→ **RAW DATA**
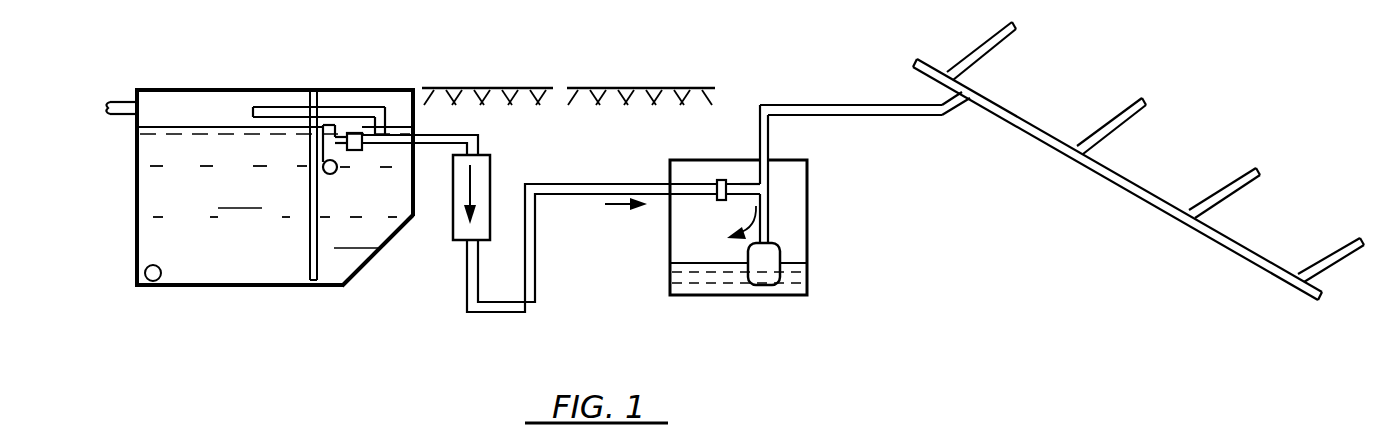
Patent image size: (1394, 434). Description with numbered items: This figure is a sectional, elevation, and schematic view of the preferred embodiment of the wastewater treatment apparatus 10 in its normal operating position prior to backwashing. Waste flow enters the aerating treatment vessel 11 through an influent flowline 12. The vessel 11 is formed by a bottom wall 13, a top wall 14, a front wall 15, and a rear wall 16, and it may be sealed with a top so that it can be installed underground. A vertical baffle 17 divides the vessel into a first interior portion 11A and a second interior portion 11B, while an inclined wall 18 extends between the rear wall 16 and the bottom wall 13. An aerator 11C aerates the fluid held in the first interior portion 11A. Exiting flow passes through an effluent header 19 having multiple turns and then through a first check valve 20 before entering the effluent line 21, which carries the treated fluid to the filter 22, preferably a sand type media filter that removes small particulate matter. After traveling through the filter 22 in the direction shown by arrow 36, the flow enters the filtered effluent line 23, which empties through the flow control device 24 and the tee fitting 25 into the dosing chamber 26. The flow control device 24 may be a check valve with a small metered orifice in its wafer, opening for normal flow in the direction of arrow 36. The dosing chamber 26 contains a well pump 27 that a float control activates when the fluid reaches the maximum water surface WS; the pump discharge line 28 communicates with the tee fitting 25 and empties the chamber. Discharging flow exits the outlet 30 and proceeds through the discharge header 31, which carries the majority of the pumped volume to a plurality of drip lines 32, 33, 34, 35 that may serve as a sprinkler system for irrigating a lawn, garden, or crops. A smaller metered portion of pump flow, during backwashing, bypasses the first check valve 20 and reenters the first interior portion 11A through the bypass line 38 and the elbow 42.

The ground surface 10 is at (691, 84).
The aerating treatment vessel 11 is at (165, 88).
The first interior portion 11A is at (228, 191).
The second interior portion 11B is at (358, 208).
The aerator 11C is at (162, 277).
The influent flowline 12 is at (123, 101).
The bottom wall 13 is at (221, 287).
The top wall 14 is at (290, 90).
The front wall 15 is at (137, 214).
The rear wall 16 is at (418, 104).
The vertical baffle 17 is at (308, 242).
The inclined wall 18 is at (369, 268).
The effluent header 19 is at (336, 171).
The first check valve 20 is at (360, 150).
The effluent line 21 is at (462, 135).
The filter 22 is at (490, 178).
The filtered effluent line 23 is at (493, 314).
The flow control device 24 is at (729, 185).
The tee fitting 25 is at (755, 197).
The dosing chamber 26 is at (691, 286).
The well pump 27 is at (784, 273).
The pump discharge line 28 is at (766, 224).
The outlet 30 is at (770, 158).
The discharge header 31 is at (900, 117).
The drip line 32 is at (984, 47).
The drip line 33 is at (1128, 112).
The drip line 34 is at (1236, 189).
The drip line 35 is at (1334, 262).
The arrow 36 is at (453, 181).
The bypass line 38 is at (352, 107).
The elbow 42 is at (388, 112).
The maximum water surface WS is at (796, 262).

→ **PROBLEM**
Extract every line of the items that contains the string "irrigating", matching case exactly.

→ **RESPONSE TO THE EXERCISE**
Patent image size: (1394, 434). Description with numbered items: This figure is a sectional, elevation, and schematic view of the preferred embodiment of the wastewater treatment apparatus 10 in its normal operating position prior to backwashing. Waste flow enters the aerating treatment vessel 11 through an influent flowline 12. The vessel 11 is formed by a bottom wall 13, a top wall 14, a front wall 15, and a rear wall 16, and it may be sealed with a top so that it can be installed underground. A vertical baffle 17 divides the vessel into a first interior portion 11A and a second interior portion 11B, while an inclined wall 18 extends between the rear wall 16 and the bottom wall 13. An aerator 11C aerates the fluid held in the first interior portion 11A. Exiting flow passes through an effluent header 19 having multiple turns and then through a first check valve 20 before entering the effluent line 21, which carries the treated fluid to the filter 22, preferably a sand type media filter that removes small particulate matter. After traveling through the filter 22 in the direction shown by arrow 36, the flow enters the filtered effluent line 23, which empties through the flow control device 24 and the tee fitting 25 into the dosing chamber 26. The flow control device 24 may be a check valve with a small metered orifice in its wafer, opening for normal flow in the direction of arrow 36. The dosing chamber 26 contains a well pump 27 that a float control activates when the fluid reaches the maximum water surface WS; the pump discharge line 28 communicates with the tee fitting 25 and empties the chamber. Discharging flow exits the outlet 30 and proceeds through the discharge header 31, which carries the majority of the pumped volume to a plurality of drip lines 32, 33, 34, 35 that may serve as a sprinkler system for irrigating a lawn, garden, or crops. A smaller metered portion of pump flow, during backwashing, bypasses the first check valve 20 and reenters the first interior portion 11A through the bypass line 38 and the elbow 42.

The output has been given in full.